═══ Records supplied ═══

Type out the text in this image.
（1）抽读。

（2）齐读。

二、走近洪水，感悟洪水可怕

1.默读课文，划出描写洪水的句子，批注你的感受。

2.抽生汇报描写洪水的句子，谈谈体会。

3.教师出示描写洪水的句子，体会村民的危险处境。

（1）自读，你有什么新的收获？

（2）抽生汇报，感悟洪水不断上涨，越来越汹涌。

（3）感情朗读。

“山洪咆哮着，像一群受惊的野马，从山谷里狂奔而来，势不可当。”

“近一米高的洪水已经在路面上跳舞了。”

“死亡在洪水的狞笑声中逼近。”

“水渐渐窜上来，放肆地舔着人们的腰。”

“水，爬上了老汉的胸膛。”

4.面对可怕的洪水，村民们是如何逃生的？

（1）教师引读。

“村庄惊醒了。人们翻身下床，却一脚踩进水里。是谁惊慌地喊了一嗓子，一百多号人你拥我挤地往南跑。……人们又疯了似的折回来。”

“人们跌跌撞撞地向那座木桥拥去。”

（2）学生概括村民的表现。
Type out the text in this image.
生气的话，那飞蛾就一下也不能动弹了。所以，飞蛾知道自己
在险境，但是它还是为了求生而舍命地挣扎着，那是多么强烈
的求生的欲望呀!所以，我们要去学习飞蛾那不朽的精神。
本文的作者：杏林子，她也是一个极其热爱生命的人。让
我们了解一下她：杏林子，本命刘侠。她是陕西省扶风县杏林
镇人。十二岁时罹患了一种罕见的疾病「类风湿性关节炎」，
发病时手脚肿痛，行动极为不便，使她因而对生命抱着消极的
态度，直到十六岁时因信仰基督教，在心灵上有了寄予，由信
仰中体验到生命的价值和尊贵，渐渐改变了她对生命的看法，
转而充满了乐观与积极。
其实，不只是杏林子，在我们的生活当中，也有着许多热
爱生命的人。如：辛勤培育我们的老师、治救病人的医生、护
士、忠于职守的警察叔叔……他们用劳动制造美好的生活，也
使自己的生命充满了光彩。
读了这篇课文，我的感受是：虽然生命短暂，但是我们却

═══

Extract all the entries word for word.

### Task solution
Type out the text in this image.
（1）抽读。

（2）齐读。

二、走近洪水，感悟洪水可怕

1.默读课文，划出描写洪水的句子，批注你的感受。

2.抽生汇报描写洪水的句子，谈谈体会。

3.教师出示描写洪水的句子，体会村民的危险处境。

（1）自读，你有什么新的收获？

（2）抽生汇报，感悟洪水不断上涨，越来越汹涌。

（3）感情朗读。

“山洪咆哮着，像一群受惊的野马，从山谷里狂奔而来，势不可当。”

“近一米高的洪水已经在路面上跳舞了。”

“死亡在洪水的狞笑声中逼近。”

“水渐渐窜上来，放肆地舔着人们的腰。”

“水，爬上了老汉的胸膛。”

4.面对可怕的洪水，村民们是如何逃生的？

（1）教师引读。

“村庄惊醒了。人们翻身下床，却一脚踩进水里。是谁惊慌地喊了一嗓子，一百多号人你拥我挤地往南跑。……人们又疯了似的折回来。”

“人们跌跌撞撞地向那座木桥拥去。”

（2）学生概括村民的表现。
Type out the text in this image.
生气的话，那飞蛾就一下也不能动弹了。所以，飞蛾知道自己
在险境，但是它还是为了求生而舍命地挣扎着，那是多么强烈
的求生的欲望呀!所以，我们要去学习飞蛾那不朽的精神。
本文的作者：杏林子，她也是一个极其热爱生命的人。让
我们了解一下她：杏林子，本命刘侠。她是陕西省扶风县杏林
镇人。十二岁时罹患了一种罕见的疾病「类风湿性关节炎」，
发病时手脚肿痛，行动极为不便，使她因而对生命抱着消极的
态度，直到十六岁时因信仰基督教，在心灵上有了寄予，由信
仰中体验到生命的价值和尊贵，渐渐改变了她对生命的看法，
转而充满了乐观与积极。
其实，不只是杏林子，在我们的生活当中，也有着许多热
爱生命的人。如：辛勤培育我们的老师、治救病人的医生、护
士、忠于职守的警察叔叔……他们用劳动制造美好的生活，也
使自己的生命充满了光彩。
读了这篇课文，我的感受是：虽然生命短暂，但是我们却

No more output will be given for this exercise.